CHALLENGE
Below is a listing to transcribe in full and exactly; keep the pictures out.

[Start]

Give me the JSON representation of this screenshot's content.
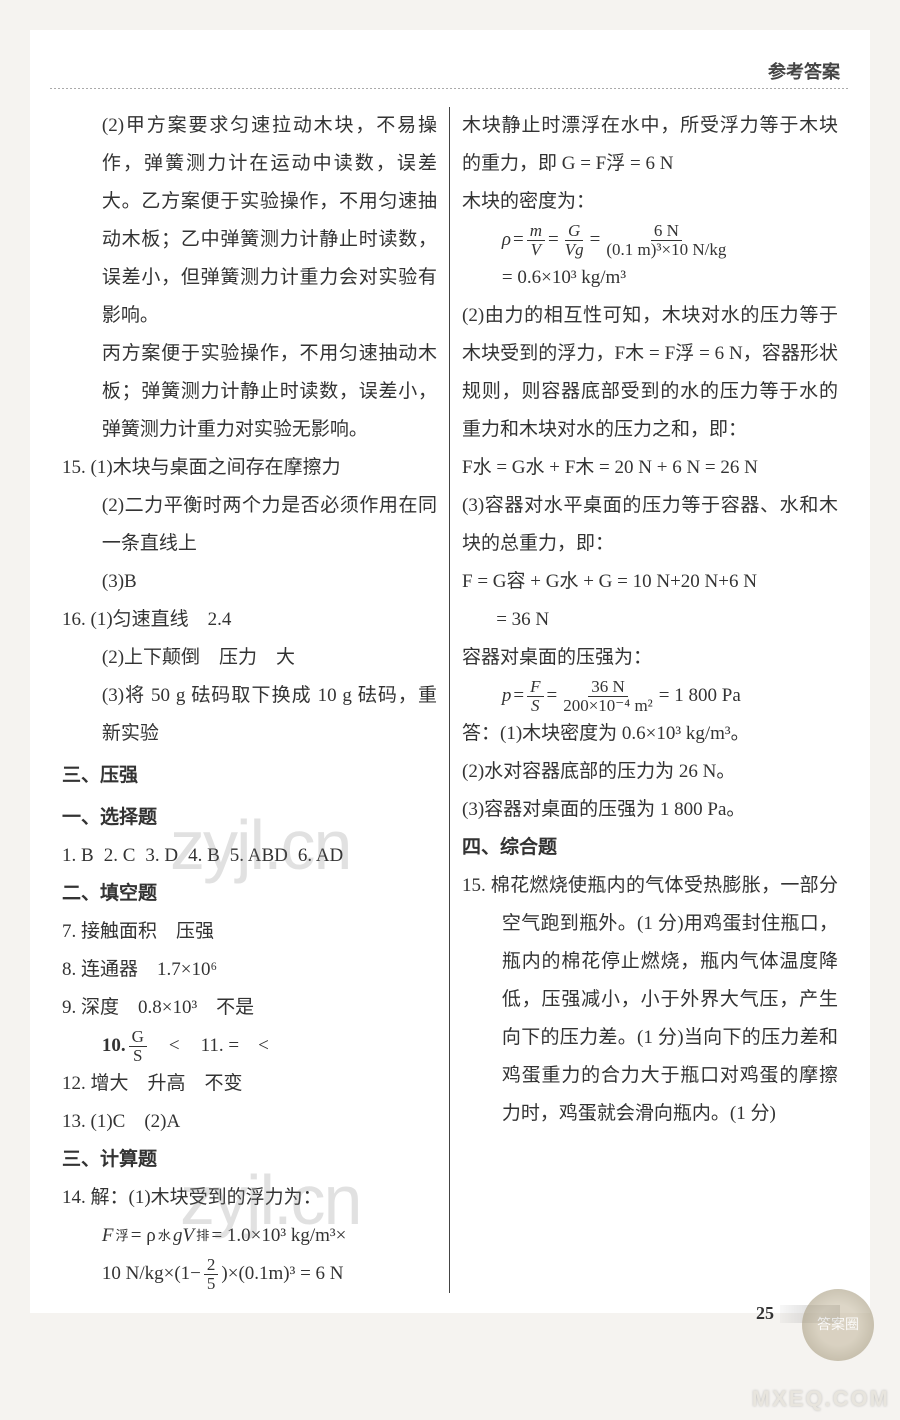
{
  "header": {
    "title": "参考答案"
  },
  "left": {
    "p15_line2": "(2)甲方案要求匀速拉动木块，不易操作，弹簧测力计在运动中读数，误差大。乙方案便于实验操作，不用匀速抽动木板；乙中弹簧测力计静止时读数，误差小，但弹簧测力计重力会对实验有影响。",
    "p15_line3": "丙方案便于实验操作，不用匀速抽动木板；弹簧测力计静止时读数，误差小，弹簧测力计重力对实验无影响。",
    "q15_1": "15. (1)木块与桌面之间存在摩擦力",
    "q15_2": "(2)二力平衡时两个力是否必须作用在同一条直线上",
    "q15_3": "(3)B",
    "q16_1": "16. (1)匀速直线　2.4",
    "q16_2": "(2)上下颠倒　压力　大",
    "q16_3": "(3)将 50 g 砝码取下换成 10 g 砝码，重新实验",
    "section3": "三、压强",
    "sec_choice": "一、选择题",
    "choice": {
      "a1": "1. B",
      "a2": "2. C",
      "a3": "3. D",
      "a4": "4. B",
      "a5": "5. ABD",
      "a6": "6. AD"
    },
    "sec_fill": "二、填空题",
    "q7": "7. 接触面积　压强",
    "q8": "8. 连通器　1.7×10⁶",
    "q9": "9. 深度　0.8×10³　不是",
    "q10_label": "10.",
    "q10_after": "　<　",
    "q11": "11. =　<",
    "q12": "12. 增大　升高　不变",
    "q13": "13. (1)C　(2)A",
    "sec_calc": "三、计算题",
    "q14_head": "14. 解：(1)木块受到的浮力为：",
    "q14_f1a": "F",
    "q14_f1b": " = ρ",
    "q14_f1c": "gV",
    "q14_f1d": " = 1.0×10³ kg/m³×",
    "q14_f2a": "10 N/kg×(1−",
    "q14_f2b": ")×(0.1m)³ = 6 N"
  },
  "right": {
    "r1": "木块静止时漂浮在水中，所受浮力等于木块的重力，即 G = F浮 = 6 N",
    "r2": "木块的密度为：",
    "rho_eq_text": "6 N",
    "rho_den_text": "(0.1 m)³×10 N/kg",
    "rho_result": "= 0.6×10³ kg/m³",
    "r3": "(2)由力的相互性可知，木块对水的压力等于木块受到的浮力，F木 = F浮 = 6 N，容器形状规则，则容器底部受到的水的压力等于水的重力和木块对水的压力之和，即：",
    "r4": "F水 = G水 + F木 = 20 N + 6 N = 26 N",
    "r5": "(3)容器对水平桌面的压力等于容器、水和木块的总重力，即：",
    "r6": "F = G容 + G水 + G = 10 N+20 N+6 N",
    "r6b": "   = 36 N",
    "r7": "容器对桌面的压强为：",
    "p_num": "36 N",
    "p_den": "200×10⁻⁴ m²",
    "p_res": " = 1 800 Pa",
    "r8": "答：(1)木块密度为 0.6×10³ kg/m³。",
    "r9": "(2)水对容器底部的压力为 26 N。",
    "r10": "(3)容器对桌面的压强为 1 800 Pa。",
    "sec4": "四、综合题",
    "q15r": "15. 棉花燃烧使瓶内的气体受热膨胀，一部分空气跑到瓶外。(1 分)用鸡蛋封住瓶口，瓶内的棉花停止燃烧，瓶内气体温度降低，压强减小，小于外界大气压，产生向下的压力差。(1 分)当向下的压力差和鸡蛋重力的合力大于瓶口对鸡蛋的摩擦力时，鸡蛋就会滑向瓶内。(1 分)"
  },
  "footer": {
    "pagenum": "25",
    "wm": "zyjl.cn",
    "logo_text": "答案圈",
    "url": "MXEQ.COM"
  }
}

[End]

COMPLETE OUTPUT
Give me the JSON representation of this screenshot's content.
{
  "header": {
    "title": "参考答案"
  },
  "left": {
    "p15_line2": "(2)甲方案要求匀速拉动木块，不易操作，弹簧测力计在运动中读数，误差大。乙方案便于实验操作，不用匀速抽动木板；乙中弹簧测力计静止时读数，误差小，但弹簧测力计重力会对实验有影响。",
    "p15_line3": "丙方案便于实验操作，不用匀速抽动木板；弹簧测力计静止时读数，误差小，弹簧测力计重力对实验无影响。",
    "q15_1": "15. (1)木块与桌面之间存在摩擦力",
    "q15_2": "(2)二力平衡时两个力是否必须作用在同一条直线上",
    "q15_3": "(3)B",
    "q16_1": "16. (1)匀速直线　2.4",
    "q16_2": "(2)上下颠倒　压力　大",
    "q16_3": "(3)将 50 g 砝码取下换成 10 g 砝码，重新实验",
    "section3": "三、压强",
    "sec_choice": "一、选择题",
    "choice": {
      "a1": "1. B",
      "a2": "2. C",
      "a3": "3. D",
      "a4": "4. B",
      "a5": "5. ABD",
      "a6": "6. AD"
    },
    "sec_fill": "二、填空题",
    "q7": "7. 接触面积　压强",
    "q8": "8. 连通器　1.7×10⁶",
    "q9": "9. 深度　0.8×10³　不是",
    "q10_label": "10.",
    "q10_after": "　<　",
    "q11": "11. =　<",
    "q12": "12. 增大　升高　不变",
    "q13": "13. (1)C　(2)A",
    "sec_calc": "三、计算题",
    "q14_head": "14. 解：(1)木块受到的浮力为：",
    "q14_f1a": "F",
    "q14_f1b": " = ρ",
    "q14_f1c": "gV",
    "q14_f1d": " = 1.0×10³ kg/m³×",
    "q14_f2a": "10 N/kg×(1−",
    "q14_f2b": ")×(0.1m)³ = 6 N"
  },
  "right": {
    "r1": "木块静止时漂浮在水中，所受浮力等于木块的重力，即 G = F浮 = 6 N",
    "r2": "木块的密度为：",
    "rho_eq_text": "6 N",
    "rho_den_text": "(0.1 m)³×10 N/kg",
    "rho_result": "= 0.6×10³ kg/m³",
    "r3": "(2)由力的相互性可知，木块对水的压力等于木块受到的浮力，F木 = F浮 = 6 N，容器形状规则，则容器底部受到的水的压力等于水的重力和木块对水的压力之和，即：",
    "r4": "F水 = G水 + F木 = 20 N + 6 N = 26 N",
    "r5": "(3)容器对水平桌面的压力等于容器、水和木块的总重力，即：",
    "r6": "F = G容 + G水 + G = 10 N+20 N+6 N",
    "r6b": "   = 36 N",
    "r7": "容器对桌面的压强为：",
    "p_num": "36 N",
    "p_den": "200×10⁻⁴ m²",
    "p_res": " = 1 800 Pa",
    "r8": "答：(1)木块密度为 0.6×10³ kg/m³。",
    "r9": "(2)水对容器底部的压力为 26 N。",
    "r10": "(3)容器对桌面的压强为 1 800 Pa。",
    "sec4": "四、综合题",
    "q15r": "15. 棉花燃烧使瓶内的气体受热膨胀，一部分空气跑到瓶外。(1 分)用鸡蛋封住瓶口，瓶内的棉花停止燃烧，瓶内气体温度降低，压强减小，小于外界大气压，产生向下的压力差。(1 分)当向下的压力差和鸡蛋重力的合力大于瓶口对鸡蛋的摩擦力时，鸡蛋就会滑向瓶内。(1 分)"
  },
  "footer": {
    "pagenum": "25",
    "wm": "zyjl.cn",
    "logo_text": "答案圈",
    "url": "MXEQ.COM"
  }
}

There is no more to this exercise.